Items from a data source
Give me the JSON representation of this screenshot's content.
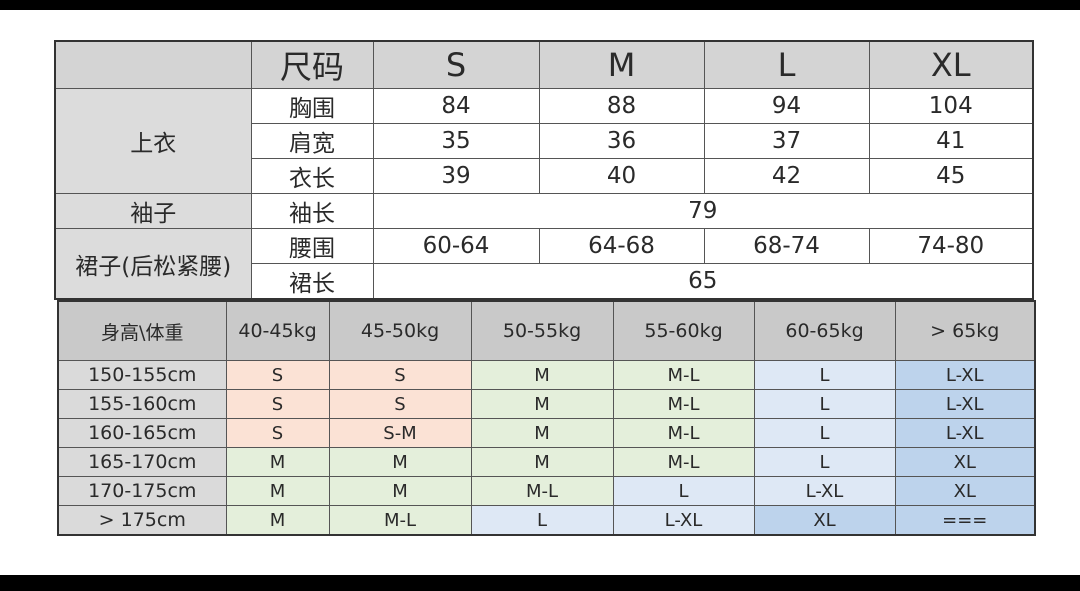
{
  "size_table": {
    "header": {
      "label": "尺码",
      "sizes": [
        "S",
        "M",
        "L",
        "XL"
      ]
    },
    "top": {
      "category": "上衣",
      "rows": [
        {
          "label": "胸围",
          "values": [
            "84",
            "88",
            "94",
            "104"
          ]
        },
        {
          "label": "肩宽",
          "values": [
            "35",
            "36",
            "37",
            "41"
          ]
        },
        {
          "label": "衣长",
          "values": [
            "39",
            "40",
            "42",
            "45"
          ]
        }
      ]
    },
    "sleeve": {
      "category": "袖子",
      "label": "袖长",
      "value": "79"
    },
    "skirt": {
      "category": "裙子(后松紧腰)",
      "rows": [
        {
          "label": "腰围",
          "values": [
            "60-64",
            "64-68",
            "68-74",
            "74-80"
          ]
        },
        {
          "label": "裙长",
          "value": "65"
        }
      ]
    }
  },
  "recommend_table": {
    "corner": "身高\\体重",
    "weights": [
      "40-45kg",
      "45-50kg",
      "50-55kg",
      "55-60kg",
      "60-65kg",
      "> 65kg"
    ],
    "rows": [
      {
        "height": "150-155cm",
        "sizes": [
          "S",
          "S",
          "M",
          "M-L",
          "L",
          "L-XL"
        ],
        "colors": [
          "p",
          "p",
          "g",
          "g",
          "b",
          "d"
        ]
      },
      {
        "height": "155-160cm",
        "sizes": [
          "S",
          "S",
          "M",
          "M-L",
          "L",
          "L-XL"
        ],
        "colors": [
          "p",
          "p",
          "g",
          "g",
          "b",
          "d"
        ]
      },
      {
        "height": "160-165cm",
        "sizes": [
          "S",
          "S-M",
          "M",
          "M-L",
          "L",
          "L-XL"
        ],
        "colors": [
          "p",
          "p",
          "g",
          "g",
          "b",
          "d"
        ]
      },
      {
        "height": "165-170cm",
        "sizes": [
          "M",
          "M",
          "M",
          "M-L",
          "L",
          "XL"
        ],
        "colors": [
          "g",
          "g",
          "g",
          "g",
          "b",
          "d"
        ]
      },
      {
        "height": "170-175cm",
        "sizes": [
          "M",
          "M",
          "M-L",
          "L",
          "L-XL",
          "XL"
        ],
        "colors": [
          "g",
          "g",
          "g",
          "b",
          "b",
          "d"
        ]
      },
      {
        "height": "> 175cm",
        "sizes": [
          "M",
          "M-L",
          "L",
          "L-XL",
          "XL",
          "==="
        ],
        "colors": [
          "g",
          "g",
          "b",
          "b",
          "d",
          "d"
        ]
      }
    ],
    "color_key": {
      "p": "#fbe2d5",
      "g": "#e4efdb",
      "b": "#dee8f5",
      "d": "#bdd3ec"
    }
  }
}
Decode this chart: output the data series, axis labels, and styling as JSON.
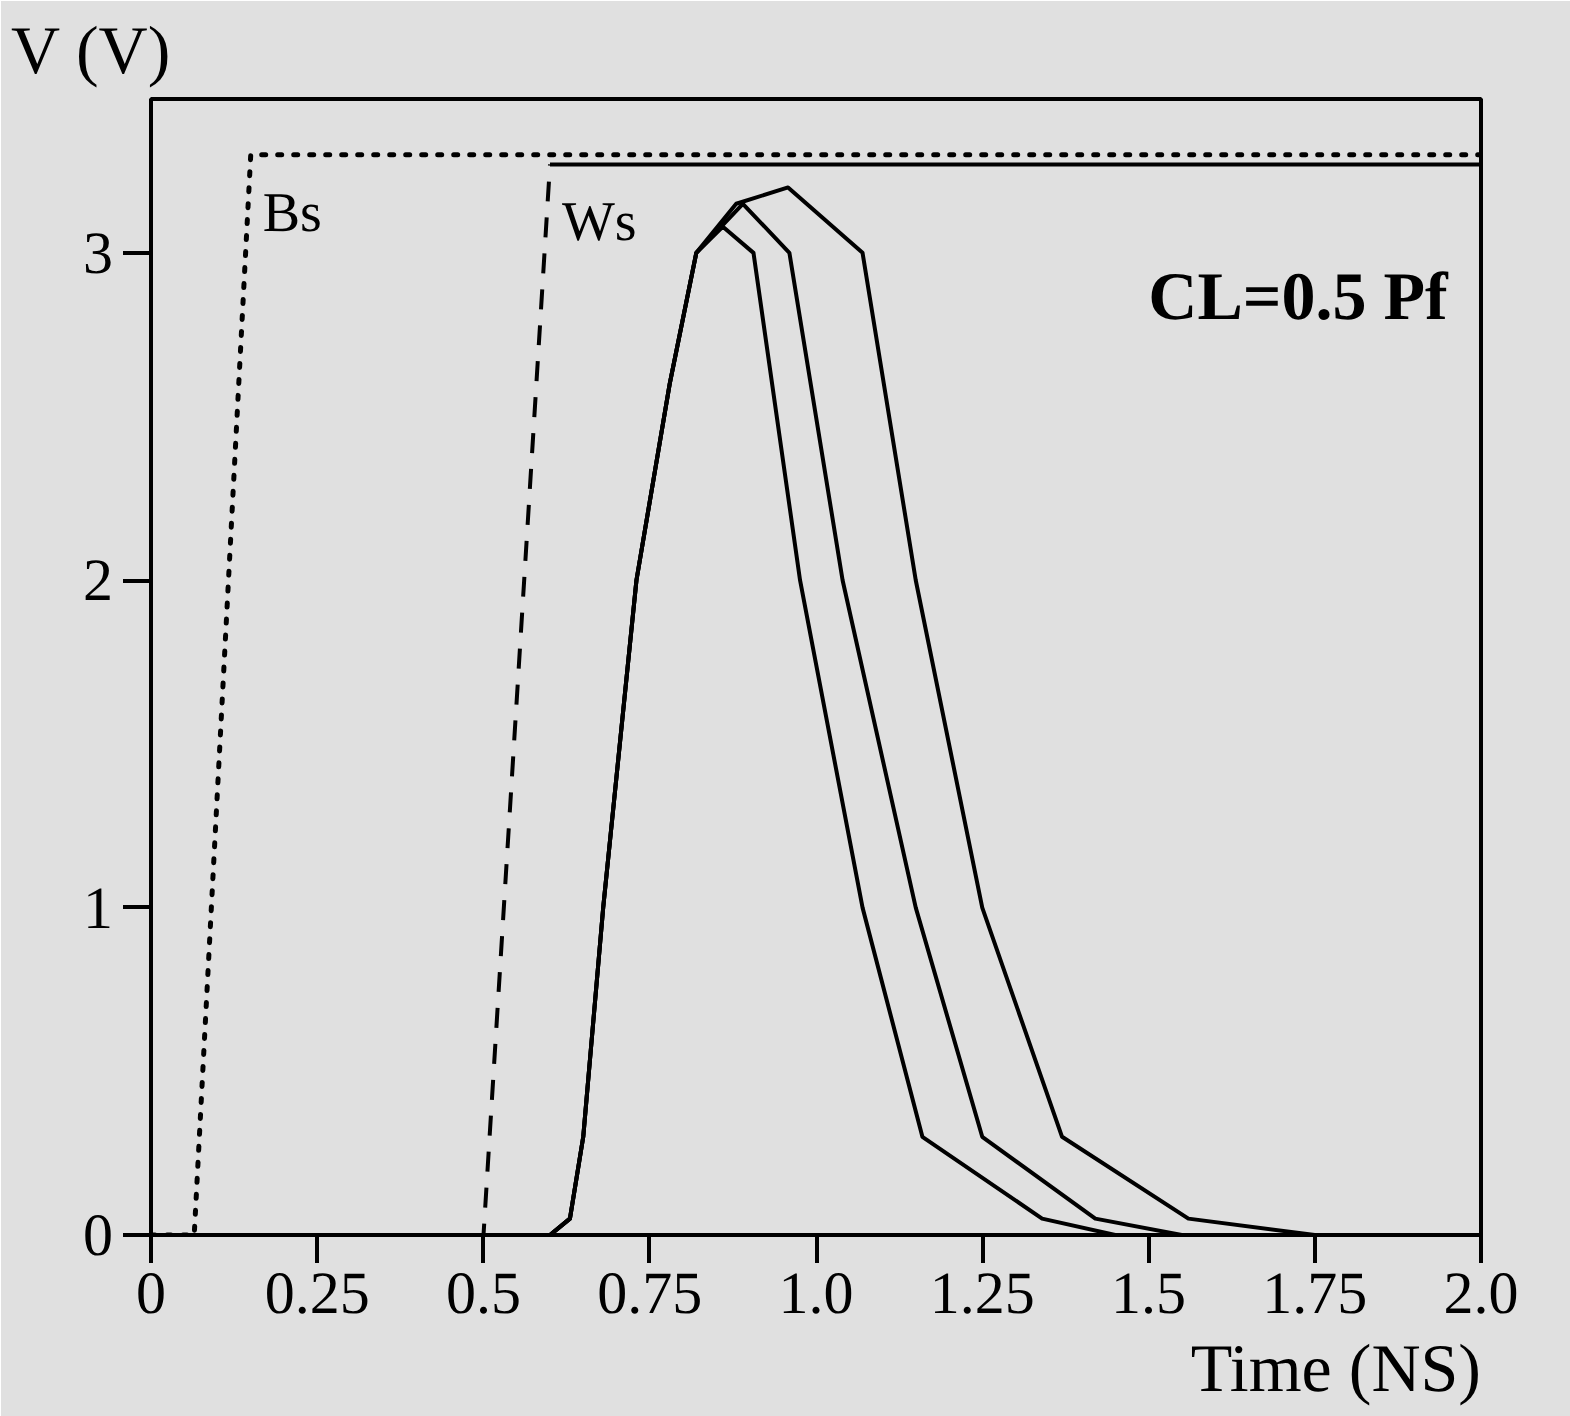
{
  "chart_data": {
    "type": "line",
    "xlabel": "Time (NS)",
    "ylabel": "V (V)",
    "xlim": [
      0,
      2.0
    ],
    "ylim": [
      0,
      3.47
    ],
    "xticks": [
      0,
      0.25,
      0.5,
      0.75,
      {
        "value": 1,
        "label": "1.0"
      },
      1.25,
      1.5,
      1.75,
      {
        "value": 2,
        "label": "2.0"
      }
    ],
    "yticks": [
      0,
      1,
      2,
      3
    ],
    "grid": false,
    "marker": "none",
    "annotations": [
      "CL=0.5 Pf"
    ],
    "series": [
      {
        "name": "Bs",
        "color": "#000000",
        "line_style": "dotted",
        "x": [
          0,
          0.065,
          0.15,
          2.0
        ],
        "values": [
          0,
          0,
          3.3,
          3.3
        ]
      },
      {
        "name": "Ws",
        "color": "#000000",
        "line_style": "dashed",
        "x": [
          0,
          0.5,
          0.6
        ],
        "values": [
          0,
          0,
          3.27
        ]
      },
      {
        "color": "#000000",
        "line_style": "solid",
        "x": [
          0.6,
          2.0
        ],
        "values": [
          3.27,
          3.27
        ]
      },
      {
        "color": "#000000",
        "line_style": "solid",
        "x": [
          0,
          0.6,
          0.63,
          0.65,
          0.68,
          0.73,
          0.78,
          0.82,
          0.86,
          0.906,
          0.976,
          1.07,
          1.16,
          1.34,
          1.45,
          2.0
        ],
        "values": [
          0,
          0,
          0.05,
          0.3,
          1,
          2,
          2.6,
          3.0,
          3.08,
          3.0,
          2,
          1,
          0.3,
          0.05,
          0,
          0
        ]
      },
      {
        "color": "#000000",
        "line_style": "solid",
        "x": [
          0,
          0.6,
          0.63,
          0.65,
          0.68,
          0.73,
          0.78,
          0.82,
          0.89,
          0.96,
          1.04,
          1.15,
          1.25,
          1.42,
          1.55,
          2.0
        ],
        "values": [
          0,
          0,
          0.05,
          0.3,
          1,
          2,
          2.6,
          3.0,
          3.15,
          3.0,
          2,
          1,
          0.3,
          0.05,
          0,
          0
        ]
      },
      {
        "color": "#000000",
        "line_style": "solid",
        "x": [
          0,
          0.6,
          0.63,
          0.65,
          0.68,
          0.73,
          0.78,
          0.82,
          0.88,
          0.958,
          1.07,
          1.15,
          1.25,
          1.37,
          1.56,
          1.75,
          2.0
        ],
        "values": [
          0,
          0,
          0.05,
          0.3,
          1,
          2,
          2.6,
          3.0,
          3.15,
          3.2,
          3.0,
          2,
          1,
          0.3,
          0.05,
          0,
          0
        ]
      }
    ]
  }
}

---

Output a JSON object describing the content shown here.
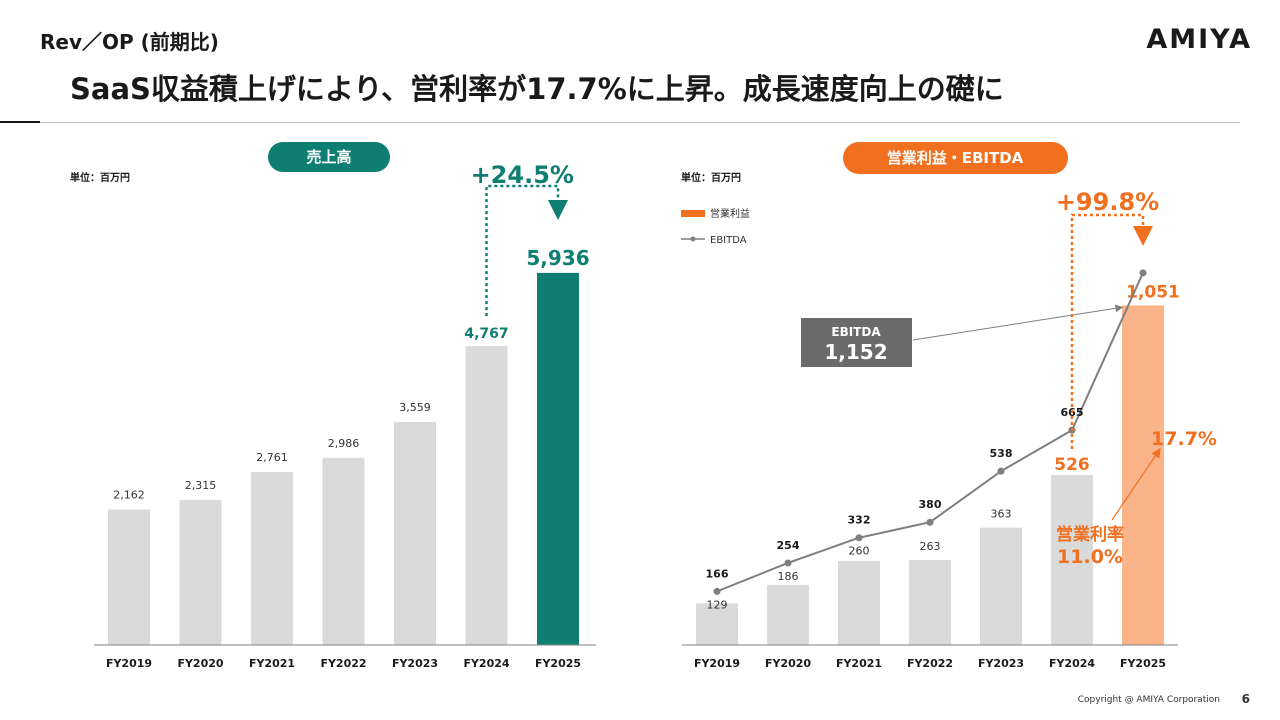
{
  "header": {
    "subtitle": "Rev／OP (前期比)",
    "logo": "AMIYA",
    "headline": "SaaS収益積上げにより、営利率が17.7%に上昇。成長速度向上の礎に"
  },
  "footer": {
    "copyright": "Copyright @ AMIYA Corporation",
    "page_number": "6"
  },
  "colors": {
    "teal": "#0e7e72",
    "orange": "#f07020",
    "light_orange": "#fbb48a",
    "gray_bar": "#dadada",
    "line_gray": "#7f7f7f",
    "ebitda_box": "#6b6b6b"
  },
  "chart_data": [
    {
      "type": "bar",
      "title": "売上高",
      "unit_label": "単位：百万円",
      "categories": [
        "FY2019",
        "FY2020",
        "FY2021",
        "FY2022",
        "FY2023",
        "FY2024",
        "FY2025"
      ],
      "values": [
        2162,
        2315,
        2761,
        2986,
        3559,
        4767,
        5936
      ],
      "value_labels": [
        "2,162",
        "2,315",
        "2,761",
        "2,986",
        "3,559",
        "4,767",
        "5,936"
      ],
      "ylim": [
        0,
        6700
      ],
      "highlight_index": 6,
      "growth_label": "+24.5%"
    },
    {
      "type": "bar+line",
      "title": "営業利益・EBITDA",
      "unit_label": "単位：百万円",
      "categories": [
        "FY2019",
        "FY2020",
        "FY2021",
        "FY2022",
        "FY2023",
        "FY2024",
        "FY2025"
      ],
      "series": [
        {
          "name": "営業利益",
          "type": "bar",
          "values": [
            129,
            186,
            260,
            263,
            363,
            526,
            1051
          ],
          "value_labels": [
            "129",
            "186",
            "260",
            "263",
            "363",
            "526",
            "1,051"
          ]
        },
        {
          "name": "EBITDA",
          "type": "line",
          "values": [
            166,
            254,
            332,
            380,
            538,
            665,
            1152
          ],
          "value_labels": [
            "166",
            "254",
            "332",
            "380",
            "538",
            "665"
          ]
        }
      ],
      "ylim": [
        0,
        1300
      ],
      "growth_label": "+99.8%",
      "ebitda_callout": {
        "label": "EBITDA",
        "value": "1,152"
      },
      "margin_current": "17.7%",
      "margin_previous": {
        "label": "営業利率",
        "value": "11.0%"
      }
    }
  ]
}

* * *

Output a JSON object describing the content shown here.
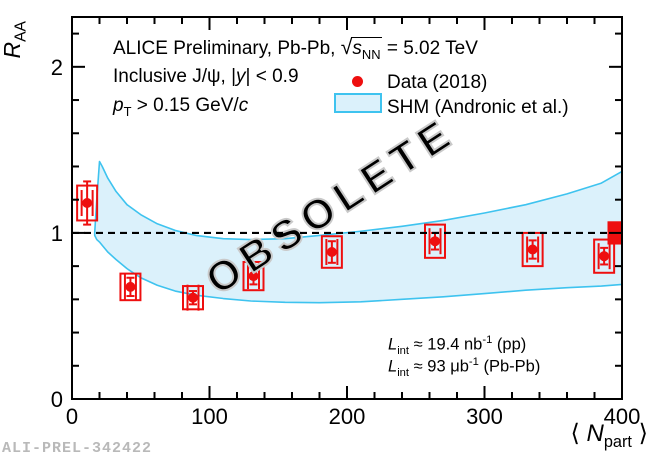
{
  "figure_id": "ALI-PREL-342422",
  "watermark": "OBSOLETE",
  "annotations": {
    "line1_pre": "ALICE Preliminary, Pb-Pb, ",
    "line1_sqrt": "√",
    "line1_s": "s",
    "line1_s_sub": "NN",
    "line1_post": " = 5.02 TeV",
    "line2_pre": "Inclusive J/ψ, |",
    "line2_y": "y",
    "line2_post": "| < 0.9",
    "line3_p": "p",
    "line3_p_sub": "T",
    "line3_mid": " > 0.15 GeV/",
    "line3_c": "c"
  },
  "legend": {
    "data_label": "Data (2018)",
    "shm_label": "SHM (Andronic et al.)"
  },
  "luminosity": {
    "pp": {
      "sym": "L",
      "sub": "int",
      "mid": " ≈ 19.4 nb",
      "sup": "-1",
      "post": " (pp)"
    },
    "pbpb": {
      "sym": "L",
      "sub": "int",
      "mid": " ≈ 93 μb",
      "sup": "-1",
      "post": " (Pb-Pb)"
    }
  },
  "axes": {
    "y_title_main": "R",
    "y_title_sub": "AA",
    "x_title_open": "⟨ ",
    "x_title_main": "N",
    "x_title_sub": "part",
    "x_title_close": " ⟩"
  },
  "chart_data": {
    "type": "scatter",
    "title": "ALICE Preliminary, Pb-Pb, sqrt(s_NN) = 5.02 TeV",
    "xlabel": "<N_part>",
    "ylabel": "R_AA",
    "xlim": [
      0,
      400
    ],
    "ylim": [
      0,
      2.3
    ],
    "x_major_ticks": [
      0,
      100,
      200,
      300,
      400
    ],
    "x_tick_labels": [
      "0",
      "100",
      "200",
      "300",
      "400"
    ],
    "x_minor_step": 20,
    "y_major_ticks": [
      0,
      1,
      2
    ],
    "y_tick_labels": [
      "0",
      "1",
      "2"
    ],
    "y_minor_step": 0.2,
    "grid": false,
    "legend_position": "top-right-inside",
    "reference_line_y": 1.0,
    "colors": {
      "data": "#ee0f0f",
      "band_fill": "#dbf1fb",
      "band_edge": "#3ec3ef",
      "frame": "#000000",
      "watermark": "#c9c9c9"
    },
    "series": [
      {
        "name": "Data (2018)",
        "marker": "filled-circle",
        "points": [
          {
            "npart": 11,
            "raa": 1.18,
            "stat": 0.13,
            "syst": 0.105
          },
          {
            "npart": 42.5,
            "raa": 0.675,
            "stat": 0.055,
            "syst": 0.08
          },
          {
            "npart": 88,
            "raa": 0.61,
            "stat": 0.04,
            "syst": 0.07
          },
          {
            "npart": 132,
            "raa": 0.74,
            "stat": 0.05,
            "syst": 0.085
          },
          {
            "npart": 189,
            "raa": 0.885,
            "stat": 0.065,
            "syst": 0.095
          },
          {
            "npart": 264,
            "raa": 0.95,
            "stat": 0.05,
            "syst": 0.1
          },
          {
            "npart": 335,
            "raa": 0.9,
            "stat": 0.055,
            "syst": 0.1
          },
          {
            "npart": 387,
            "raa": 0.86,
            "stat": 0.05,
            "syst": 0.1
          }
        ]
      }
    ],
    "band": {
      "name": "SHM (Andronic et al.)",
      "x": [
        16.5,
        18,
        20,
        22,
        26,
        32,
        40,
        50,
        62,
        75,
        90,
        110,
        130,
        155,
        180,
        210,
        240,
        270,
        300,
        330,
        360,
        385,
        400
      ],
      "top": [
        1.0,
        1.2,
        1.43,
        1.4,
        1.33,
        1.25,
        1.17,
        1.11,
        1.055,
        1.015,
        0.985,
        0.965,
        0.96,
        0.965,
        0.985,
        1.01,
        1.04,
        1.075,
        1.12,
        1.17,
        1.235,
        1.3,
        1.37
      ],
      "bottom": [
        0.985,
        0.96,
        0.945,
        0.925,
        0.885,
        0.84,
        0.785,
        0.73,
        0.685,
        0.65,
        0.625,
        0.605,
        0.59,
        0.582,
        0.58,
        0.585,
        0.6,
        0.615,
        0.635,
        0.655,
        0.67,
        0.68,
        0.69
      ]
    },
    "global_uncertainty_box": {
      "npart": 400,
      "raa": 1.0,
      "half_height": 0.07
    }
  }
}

[Exercise] Each line of the material that holds the string "this" counts once; give the total alone.

[Task solution] 2